■ **What the exercise asks**
Output the data that follows exactly, line for line.

■ **Stored data entries**
■ ■ ■ ■ ■ ■ ■

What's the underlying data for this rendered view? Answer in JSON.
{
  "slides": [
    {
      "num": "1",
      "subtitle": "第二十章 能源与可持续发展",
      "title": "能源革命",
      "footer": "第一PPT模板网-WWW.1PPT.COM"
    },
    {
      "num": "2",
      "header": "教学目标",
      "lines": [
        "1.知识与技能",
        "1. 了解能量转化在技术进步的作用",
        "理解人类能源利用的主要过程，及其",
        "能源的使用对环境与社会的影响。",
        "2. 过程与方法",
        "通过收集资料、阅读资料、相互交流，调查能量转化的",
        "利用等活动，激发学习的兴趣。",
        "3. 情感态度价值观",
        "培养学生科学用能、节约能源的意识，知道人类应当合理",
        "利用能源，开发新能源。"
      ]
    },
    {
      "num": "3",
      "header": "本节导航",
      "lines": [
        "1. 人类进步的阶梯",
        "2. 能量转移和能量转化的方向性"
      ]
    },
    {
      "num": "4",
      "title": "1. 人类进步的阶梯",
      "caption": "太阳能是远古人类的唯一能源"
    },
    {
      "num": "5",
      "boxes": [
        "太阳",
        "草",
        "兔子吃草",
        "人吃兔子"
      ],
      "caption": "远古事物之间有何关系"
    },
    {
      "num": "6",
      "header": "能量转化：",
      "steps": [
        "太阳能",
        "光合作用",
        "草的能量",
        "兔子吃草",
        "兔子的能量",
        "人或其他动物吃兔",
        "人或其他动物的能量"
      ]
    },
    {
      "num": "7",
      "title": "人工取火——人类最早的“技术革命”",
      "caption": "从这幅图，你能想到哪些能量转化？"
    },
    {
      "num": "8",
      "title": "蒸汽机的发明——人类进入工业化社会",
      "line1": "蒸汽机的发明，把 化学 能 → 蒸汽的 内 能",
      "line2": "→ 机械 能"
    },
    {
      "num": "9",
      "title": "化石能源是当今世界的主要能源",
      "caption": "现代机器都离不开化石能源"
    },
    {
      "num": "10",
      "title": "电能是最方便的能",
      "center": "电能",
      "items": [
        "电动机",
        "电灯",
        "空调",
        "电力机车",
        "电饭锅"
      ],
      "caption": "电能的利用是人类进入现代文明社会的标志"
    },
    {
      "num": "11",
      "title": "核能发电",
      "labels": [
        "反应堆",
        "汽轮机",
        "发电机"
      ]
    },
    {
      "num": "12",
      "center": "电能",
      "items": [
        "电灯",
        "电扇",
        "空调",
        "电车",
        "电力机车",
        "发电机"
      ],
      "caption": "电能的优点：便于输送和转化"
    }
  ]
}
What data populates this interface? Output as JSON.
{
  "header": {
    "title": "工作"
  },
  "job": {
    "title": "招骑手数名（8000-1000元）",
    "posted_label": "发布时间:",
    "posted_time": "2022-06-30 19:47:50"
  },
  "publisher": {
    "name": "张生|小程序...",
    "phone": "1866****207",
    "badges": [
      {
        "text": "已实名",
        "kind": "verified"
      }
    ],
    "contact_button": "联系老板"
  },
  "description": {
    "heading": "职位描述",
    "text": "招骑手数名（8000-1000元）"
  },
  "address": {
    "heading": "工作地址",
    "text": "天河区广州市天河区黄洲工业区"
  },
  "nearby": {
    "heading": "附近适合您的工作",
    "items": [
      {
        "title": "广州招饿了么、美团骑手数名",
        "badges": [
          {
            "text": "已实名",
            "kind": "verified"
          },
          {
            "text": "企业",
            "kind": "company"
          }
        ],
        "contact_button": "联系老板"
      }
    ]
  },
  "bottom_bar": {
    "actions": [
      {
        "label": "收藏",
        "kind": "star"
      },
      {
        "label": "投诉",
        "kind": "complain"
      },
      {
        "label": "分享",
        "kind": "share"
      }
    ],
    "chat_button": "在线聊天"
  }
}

■ ■ ■ ■ ■ ■ ■

■ **Correct answer**
What's the underlying data for this rendered view? Answer in JSON.
{
  "slides": [
    {
      "num": "1",
      "subtitle": "第二十章 能源与可持续发展",
      "title": "能源革命",
      "footer": "第一PPT模板网-WWW.1PPT.COM"
    },
    {
      "num": "2",
      "header": "教学目标",
      "lines": [
        "1.知识与技能",
        "1. 了解能量转化在技术进步的作用",
        "理解人类能源利用的主要过程，及其",
        "能源的使用对环境与社会的影响。",
        "2. 过程与方法",
        "通过收集资料、阅读资料、相互交流，调查能量转化的",
        "利用等活动，激发学习的兴趣。",
        "3. 情感态度价值观",
        "培养学生科学用能、节约能源的意识，知道人类应当合理",
        "利用能源，开发新能源。"
      ]
    },
    {
      "num": "3",
      "header": "本节导航",
      "lines": [
        "1. 人类进步的阶梯",
        "2. 能量转移和能量转化的方向性"
      ]
    },
    {
      "num": "4",
      "title": "1. 人类进步的阶梯",
      "caption": "太阳能是远古人类的唯一能源"
    },
    {
      "num": "5",
      "boxes": [
        "太阳",
        "草",
        "兔子吃草",
        "人吃兔子"
      ],
      "caption": "远古事物之间有何关系"
    },
    {
      "num": "6",
      "header": "能量转化：",
      "steps": [
        "太阳能",
        "光合作用",
        "草的能量",
        "兔子吃草",
        "兔子的能量",
        "人或其他动物吃兔",
        "人或其他动物的能量"
      ]
    },
    {
      "num": "7",
      "title": "人工取火——人类最早的“技术革命”",
      "caption": "从这幅图，你能想到哪些能量转化？"
    },
    {
      "num": "8",
      "title": "蒸汽机的发明——人类进入工业化社会",
      "line1": "蒸汽机的发明，把 化学 能 → 蒸汽的 内 能",
      "line2": "→ 机械 能"
    },
    {
      "num": "9",
      "title": "化石能源是当今世界的主要能源",
      "caption": "现代机器都离不开化石能源"
    },
    {
      "num": "10",
      "title": "电能是最方便的能",
      "center": "电能",
      "items": [
        "电动机",
        "电灯",
        "空调",
        "电力机车",
        "电饭锅"
      ],
      "caption": "电能的利用是人类进入现代文明社会的标志"
    },
    {
      "num": "11",
      "title": "核能发电",
      "labels": [
        "反应堆",
        "汽轮机",
        "发电机"
      ]
    },
    {
      "num": "12",
      "center": "电能",
      "items": [
        "电灯",
        "电扇",
        "空调",
        "电车",
        "电力机车",
        "发电机"
      ],
      "caption": "电能的优点：便于输送和转化"
    }
  ]
}
What data populates this interface? Output as JSON.
{
  "header": {
    "title": "工作"
  },
  "job": {
    "title": "招骑手数名（8000-1000元）",
    "posted_label": "发布时间:",
    "posted_time": "2022-06-30 19:47:50"
  },
  "publisher": {
    "name": "张生|小程序...",
    "phone": "1866****207",
    "badges": [
      {
        "text": "已实名",
        "kind": "verified"
      }
    ],
    "contact_button": "联系老板"
  },
  "description": {
    "heading": "职位描述",
    "text": "招骑手数名（8000-1000元）"
  },
  "address": {
    "heading": "工作地址",
    "text": "天河区广州市天河区黄洲工业区"
  },
  "nearby": {
    "heading": "附近适合您的工作",
    "items": [
      {
        "title": "广州招饿了么、美团骑手数名",
        "badges": [
          {
            "text": "已实名",
            "kind": "verified"
          },
          {
            "text": "企业",
            "kind": "company"
          }
        ],
        "contact_button": "联系老板"
      }
    ]
  },
  "bottom_bar": {
    "actions": [
      {
        "label": "收藏",
        "kind": "star"
      },
      {
        "label": "投诉",
        "kind": "complain"
      },
      {
        "label": "分享",
        "kind": "share"
      }
    ],
    "chat_button": "在线聊天"
  }
}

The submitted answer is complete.